[start]

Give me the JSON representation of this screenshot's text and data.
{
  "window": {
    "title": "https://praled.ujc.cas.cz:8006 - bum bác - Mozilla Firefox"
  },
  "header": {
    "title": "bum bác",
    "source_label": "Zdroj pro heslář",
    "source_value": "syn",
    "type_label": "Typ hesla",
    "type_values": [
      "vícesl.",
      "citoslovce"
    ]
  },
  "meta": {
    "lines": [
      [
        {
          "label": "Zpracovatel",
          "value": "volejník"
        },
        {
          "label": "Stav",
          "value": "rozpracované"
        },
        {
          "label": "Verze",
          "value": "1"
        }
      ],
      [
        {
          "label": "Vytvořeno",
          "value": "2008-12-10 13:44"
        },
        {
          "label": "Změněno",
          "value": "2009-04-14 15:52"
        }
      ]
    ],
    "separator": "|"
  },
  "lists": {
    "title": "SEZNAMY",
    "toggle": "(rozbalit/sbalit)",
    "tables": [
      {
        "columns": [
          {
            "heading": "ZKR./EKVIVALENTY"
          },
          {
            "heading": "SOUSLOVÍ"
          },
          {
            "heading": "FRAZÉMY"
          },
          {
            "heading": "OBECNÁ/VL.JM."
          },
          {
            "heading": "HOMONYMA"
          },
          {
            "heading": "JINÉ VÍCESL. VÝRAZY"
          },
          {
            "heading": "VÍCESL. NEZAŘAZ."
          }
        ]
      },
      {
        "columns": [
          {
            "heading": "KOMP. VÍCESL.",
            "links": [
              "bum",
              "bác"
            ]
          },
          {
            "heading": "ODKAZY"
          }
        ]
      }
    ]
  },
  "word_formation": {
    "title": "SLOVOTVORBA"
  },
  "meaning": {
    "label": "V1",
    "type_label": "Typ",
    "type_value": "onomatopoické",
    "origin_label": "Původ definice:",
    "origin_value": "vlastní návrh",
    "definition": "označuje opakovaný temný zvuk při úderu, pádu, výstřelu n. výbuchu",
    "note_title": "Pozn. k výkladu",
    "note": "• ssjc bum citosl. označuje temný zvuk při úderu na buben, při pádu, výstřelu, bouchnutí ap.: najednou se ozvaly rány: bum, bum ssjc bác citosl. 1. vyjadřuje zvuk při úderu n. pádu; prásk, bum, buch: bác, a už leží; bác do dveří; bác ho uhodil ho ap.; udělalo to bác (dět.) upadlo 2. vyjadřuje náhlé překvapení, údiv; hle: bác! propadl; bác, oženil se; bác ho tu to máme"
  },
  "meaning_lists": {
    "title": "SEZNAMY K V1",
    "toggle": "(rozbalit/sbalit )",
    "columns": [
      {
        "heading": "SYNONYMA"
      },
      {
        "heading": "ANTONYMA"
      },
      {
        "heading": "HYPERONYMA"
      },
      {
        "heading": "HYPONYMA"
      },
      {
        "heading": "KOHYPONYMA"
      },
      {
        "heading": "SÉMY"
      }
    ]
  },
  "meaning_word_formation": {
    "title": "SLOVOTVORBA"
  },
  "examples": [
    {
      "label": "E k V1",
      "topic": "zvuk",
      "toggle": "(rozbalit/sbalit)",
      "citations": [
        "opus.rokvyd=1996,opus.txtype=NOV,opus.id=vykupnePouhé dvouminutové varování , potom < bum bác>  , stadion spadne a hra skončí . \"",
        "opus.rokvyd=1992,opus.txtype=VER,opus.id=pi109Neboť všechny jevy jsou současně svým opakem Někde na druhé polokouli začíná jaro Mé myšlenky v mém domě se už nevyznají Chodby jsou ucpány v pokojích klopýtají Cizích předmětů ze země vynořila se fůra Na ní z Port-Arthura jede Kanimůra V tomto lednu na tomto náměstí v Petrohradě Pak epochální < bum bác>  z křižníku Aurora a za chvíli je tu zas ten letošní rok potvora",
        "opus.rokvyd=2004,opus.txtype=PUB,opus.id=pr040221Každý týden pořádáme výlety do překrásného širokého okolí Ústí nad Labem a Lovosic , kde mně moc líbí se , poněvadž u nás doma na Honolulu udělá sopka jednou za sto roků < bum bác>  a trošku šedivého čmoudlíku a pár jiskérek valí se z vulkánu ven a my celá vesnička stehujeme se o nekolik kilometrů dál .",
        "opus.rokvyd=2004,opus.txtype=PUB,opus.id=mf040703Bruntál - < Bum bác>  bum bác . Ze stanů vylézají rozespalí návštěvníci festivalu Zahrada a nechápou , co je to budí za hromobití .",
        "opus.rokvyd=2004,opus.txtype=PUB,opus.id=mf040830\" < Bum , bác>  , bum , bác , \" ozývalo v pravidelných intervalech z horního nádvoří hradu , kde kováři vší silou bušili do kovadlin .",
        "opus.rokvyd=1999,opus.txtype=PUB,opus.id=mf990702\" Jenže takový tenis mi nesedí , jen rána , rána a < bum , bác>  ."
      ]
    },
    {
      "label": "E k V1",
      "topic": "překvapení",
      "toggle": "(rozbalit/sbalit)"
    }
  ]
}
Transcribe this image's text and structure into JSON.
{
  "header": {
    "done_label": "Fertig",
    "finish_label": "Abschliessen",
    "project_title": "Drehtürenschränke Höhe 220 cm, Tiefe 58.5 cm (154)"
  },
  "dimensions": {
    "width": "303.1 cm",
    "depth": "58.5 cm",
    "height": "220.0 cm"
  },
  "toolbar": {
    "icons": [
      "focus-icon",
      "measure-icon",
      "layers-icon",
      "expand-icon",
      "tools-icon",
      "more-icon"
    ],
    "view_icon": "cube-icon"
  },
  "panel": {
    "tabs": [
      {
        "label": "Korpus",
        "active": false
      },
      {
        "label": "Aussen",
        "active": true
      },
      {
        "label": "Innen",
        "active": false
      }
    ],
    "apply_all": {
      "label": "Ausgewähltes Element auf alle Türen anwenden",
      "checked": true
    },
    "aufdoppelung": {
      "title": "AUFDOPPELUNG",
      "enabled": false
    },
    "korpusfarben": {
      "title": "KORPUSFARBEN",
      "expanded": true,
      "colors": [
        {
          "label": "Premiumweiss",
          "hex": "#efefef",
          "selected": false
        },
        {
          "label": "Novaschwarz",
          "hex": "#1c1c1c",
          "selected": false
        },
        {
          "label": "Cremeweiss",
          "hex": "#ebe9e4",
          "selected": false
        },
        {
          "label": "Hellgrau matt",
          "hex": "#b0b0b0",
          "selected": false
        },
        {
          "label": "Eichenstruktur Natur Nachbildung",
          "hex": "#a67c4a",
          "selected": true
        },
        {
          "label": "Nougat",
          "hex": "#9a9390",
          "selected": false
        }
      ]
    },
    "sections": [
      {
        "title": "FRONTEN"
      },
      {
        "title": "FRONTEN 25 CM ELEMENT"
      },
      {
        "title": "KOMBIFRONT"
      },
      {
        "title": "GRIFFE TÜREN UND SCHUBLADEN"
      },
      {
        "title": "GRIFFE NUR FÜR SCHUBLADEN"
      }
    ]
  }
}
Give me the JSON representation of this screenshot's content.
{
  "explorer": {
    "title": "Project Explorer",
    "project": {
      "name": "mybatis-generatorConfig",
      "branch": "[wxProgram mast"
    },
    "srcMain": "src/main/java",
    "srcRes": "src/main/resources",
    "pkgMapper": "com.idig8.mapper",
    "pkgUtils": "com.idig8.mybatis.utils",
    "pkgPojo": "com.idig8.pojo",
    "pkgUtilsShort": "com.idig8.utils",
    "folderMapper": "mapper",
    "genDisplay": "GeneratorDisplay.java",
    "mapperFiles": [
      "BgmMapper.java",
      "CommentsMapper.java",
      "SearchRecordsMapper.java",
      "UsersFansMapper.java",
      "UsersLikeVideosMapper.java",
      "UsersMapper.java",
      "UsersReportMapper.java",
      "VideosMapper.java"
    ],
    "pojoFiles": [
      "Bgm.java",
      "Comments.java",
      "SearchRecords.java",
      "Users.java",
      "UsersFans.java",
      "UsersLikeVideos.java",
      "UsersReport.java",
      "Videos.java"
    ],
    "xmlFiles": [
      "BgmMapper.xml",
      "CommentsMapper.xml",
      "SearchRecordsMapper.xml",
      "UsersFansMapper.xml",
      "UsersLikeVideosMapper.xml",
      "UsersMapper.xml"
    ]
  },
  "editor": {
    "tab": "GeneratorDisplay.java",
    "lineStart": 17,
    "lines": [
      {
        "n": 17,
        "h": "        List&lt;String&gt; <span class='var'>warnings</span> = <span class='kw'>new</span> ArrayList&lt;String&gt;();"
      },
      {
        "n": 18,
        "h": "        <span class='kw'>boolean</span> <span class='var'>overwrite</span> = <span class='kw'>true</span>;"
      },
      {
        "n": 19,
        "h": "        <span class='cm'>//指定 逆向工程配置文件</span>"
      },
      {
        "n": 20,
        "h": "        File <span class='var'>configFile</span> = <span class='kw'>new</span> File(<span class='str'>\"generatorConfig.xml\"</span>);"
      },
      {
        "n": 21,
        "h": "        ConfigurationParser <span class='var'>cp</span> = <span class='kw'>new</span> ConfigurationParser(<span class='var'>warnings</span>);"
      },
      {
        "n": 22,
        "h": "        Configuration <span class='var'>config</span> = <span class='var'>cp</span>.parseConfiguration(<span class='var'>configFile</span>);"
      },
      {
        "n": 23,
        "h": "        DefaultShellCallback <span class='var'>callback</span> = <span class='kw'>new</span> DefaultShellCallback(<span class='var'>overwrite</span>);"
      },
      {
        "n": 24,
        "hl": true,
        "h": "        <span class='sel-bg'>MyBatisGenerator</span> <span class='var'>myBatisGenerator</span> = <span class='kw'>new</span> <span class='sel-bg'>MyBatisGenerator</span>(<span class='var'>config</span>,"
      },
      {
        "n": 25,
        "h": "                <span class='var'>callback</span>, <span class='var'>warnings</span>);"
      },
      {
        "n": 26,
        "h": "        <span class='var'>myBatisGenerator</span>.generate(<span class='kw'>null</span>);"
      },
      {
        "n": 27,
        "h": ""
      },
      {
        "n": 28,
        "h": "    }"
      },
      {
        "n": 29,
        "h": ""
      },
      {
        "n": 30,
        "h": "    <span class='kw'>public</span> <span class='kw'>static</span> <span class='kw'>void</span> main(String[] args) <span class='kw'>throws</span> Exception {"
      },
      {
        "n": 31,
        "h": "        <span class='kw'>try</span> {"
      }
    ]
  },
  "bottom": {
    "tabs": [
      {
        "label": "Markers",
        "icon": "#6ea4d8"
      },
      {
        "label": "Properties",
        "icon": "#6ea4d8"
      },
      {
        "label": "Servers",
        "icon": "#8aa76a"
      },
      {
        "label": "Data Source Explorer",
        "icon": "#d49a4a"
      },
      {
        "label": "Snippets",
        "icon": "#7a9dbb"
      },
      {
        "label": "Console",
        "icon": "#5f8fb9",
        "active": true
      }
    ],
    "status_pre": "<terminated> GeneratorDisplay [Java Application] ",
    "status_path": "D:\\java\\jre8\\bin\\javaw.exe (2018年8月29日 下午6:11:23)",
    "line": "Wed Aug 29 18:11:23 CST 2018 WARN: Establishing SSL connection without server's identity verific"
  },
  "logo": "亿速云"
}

[end]

Filter out all lines lacking the word "text" and copy the rest.

Give me the JSON representation of this screenshot's text and data.
Transcribe this image's text and structure into JSON.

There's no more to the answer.